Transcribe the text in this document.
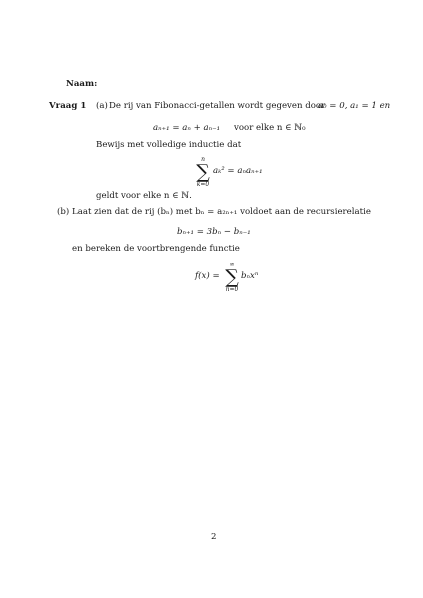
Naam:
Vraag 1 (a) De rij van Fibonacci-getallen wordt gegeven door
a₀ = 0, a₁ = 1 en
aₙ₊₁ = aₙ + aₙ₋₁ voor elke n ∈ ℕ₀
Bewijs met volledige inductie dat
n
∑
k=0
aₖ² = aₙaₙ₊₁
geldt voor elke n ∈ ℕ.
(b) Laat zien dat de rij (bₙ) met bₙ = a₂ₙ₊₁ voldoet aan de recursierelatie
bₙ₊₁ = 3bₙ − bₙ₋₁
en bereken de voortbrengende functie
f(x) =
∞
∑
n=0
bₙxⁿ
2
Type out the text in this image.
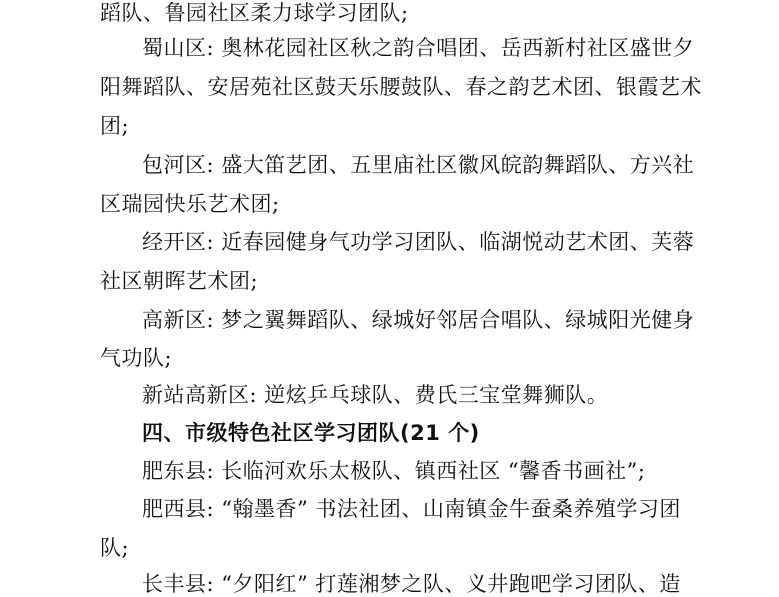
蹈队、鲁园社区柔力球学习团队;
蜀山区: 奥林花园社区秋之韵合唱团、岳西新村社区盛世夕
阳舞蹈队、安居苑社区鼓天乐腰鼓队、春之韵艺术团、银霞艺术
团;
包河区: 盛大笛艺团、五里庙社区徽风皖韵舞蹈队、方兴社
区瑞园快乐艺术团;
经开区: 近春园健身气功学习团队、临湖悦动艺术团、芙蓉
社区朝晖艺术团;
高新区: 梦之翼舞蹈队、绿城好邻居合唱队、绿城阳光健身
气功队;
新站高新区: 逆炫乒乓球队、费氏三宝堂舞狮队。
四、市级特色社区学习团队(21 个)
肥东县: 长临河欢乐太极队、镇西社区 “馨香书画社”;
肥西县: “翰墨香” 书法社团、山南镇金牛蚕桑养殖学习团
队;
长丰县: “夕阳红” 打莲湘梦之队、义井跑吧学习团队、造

------------------------------------------------

— SET PROBLEM —
Copy out each line of the listing that holds "text".

— FULL RESPONSE —
Transcribe the text in this document.
Type out the text in this image.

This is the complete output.